WHAT YOU SHOULD DO: Copy verbatim the part of the records below that opens with the line containing "identify all the" and closes with the line containing "legend-swatch — [100, 1219, 109, 1228]", both lines included. Omit the pictures.

RECORDS:
=======
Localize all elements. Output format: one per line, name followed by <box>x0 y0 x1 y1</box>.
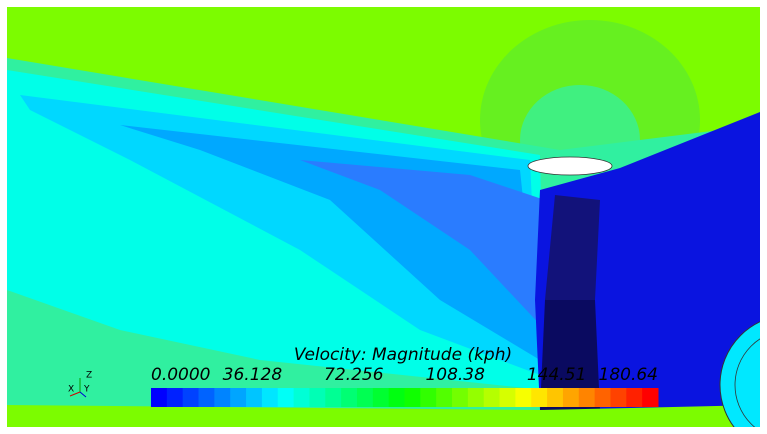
=======
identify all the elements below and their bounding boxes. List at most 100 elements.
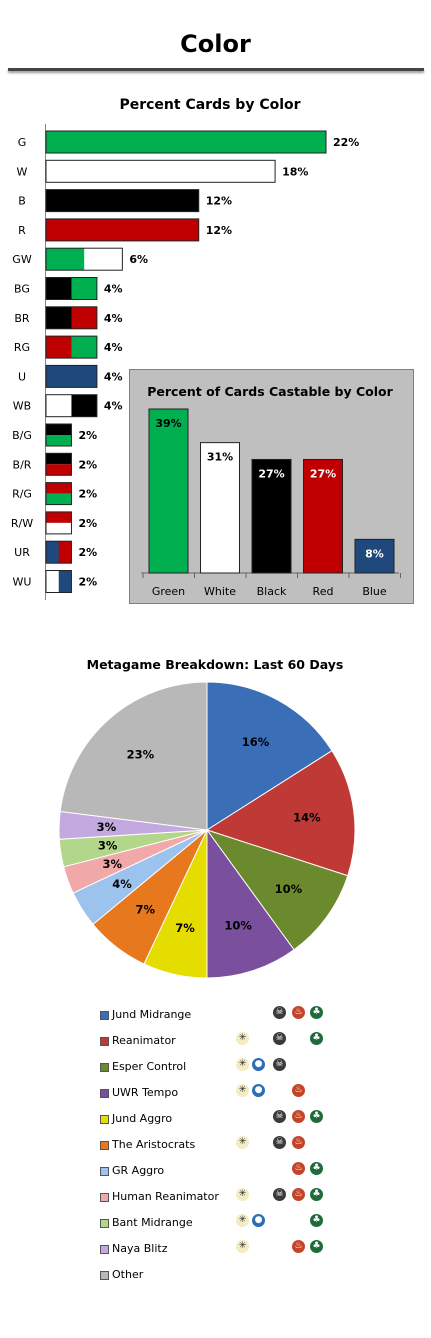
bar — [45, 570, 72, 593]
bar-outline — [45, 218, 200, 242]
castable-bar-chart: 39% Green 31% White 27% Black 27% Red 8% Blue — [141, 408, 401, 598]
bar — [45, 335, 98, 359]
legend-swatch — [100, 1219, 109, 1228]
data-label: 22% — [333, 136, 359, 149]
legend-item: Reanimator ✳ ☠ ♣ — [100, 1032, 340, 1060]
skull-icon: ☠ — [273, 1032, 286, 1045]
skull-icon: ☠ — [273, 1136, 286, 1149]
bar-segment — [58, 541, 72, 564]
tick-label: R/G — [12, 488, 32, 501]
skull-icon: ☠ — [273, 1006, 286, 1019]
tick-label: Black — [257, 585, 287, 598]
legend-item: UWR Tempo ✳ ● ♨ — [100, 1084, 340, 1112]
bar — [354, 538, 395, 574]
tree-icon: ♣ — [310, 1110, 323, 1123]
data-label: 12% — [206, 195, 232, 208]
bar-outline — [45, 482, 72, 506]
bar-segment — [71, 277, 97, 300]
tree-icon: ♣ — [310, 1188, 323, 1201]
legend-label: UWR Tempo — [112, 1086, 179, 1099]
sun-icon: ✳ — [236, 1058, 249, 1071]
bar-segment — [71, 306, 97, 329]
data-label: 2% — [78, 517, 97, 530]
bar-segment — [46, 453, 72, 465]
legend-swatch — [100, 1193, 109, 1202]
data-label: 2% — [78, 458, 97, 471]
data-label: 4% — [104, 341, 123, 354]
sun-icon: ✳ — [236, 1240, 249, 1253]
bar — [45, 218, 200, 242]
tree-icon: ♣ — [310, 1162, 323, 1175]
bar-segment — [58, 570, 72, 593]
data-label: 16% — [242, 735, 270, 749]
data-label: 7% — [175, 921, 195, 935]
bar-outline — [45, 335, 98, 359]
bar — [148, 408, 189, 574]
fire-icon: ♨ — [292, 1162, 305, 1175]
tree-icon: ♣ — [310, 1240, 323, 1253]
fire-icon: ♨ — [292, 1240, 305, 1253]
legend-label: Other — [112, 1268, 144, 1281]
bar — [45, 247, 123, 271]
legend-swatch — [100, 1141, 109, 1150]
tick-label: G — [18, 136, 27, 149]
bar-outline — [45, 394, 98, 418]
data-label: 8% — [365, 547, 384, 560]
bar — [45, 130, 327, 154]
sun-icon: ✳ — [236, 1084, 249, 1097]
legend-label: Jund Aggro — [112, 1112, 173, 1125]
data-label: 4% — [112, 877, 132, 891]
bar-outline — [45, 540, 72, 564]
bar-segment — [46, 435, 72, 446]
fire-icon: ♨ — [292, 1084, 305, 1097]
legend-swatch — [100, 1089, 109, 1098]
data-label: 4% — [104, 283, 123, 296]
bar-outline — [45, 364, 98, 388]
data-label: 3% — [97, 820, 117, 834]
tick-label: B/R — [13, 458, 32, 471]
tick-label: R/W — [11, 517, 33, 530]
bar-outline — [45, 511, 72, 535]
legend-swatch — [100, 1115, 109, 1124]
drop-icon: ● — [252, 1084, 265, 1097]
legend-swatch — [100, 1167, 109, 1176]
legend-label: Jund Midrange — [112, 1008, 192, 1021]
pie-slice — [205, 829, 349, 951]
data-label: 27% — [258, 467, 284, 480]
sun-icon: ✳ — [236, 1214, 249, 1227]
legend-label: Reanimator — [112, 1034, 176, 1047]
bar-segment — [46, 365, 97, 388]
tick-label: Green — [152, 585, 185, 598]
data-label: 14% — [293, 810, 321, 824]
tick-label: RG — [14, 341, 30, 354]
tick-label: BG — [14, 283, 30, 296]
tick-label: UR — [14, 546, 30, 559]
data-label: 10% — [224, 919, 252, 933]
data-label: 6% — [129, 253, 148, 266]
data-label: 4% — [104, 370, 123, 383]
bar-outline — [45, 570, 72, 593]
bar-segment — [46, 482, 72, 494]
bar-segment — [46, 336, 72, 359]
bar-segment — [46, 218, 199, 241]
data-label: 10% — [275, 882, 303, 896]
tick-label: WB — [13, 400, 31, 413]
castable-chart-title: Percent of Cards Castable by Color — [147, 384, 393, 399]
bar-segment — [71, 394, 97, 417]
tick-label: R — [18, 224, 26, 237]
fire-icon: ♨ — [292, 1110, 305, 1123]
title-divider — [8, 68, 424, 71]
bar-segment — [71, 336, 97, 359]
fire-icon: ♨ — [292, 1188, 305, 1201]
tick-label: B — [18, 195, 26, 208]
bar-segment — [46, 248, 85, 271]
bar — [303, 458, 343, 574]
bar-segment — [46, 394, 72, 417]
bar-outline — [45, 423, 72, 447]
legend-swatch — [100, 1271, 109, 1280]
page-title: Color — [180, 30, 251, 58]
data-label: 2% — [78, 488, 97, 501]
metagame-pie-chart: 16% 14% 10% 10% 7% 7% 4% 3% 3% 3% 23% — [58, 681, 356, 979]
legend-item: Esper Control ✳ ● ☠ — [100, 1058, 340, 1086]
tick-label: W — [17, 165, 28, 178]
=======
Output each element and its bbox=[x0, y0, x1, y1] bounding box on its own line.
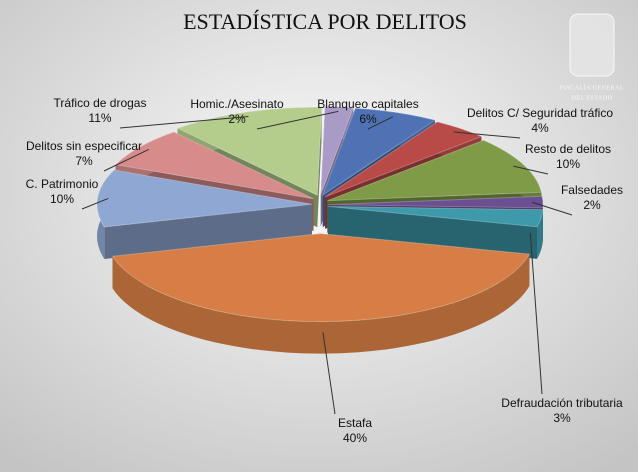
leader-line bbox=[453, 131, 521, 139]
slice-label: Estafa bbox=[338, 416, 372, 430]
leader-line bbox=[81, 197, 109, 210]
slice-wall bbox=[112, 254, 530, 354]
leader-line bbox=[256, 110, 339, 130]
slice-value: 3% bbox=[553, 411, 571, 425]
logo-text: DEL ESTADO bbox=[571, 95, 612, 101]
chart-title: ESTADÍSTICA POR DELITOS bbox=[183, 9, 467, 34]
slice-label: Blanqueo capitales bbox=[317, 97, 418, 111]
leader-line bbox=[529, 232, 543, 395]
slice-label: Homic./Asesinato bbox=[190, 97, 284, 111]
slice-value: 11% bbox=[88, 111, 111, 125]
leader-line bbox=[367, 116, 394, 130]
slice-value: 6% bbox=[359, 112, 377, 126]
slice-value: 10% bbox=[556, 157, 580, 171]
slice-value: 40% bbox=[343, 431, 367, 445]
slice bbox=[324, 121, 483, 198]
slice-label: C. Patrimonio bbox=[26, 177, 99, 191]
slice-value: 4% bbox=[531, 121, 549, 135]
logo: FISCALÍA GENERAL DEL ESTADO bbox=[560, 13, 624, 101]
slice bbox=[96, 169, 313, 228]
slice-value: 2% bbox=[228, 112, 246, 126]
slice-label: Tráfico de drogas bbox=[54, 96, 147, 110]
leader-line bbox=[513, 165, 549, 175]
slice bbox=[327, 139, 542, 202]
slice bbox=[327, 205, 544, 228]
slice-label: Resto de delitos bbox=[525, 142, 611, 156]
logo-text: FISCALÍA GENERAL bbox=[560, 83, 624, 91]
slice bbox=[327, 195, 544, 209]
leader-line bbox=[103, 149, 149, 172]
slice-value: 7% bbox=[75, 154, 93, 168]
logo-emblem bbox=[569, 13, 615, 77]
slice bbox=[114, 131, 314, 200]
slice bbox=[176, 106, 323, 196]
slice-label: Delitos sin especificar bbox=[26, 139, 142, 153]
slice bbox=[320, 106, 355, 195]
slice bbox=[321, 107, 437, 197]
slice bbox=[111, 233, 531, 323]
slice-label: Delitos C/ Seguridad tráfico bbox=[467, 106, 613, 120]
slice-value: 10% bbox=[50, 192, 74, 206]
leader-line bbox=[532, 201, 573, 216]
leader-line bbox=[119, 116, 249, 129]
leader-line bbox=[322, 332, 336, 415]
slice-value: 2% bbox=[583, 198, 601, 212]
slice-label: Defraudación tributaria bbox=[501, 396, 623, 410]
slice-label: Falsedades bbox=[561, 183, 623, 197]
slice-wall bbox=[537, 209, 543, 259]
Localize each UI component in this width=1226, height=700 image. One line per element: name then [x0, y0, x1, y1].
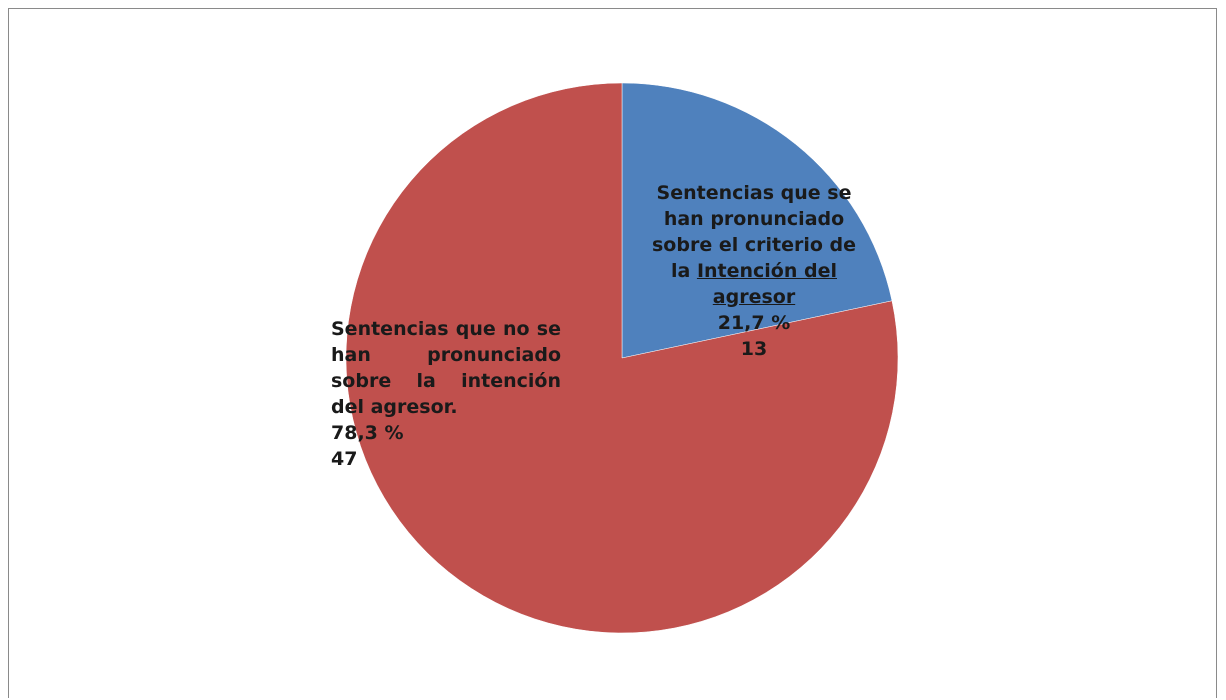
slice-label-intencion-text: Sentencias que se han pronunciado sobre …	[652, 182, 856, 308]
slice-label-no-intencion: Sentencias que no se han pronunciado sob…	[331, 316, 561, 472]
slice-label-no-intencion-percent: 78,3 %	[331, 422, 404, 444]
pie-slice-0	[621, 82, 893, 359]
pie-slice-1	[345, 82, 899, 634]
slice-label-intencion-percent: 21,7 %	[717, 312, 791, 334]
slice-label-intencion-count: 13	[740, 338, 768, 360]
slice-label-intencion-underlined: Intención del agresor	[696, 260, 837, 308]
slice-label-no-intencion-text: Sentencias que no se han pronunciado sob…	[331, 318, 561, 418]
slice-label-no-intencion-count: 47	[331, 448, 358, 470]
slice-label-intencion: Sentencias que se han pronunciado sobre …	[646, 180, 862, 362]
=======
ANSWER FOR THIS EXERCISE:
identify all the elements below and their bounding boxes. List at most 100 elements.
bar — [45, 570, 72, 593]
bar-outline — [45, 218, 200, 242]
castable-bar-chart: 39% Green 31% White 27% Black 27% Red 8% Blue — [141, 408, 401, 598]
bar — [45, 335, 98, 359]
legend-swatch — [100, 1219, 109, 1228]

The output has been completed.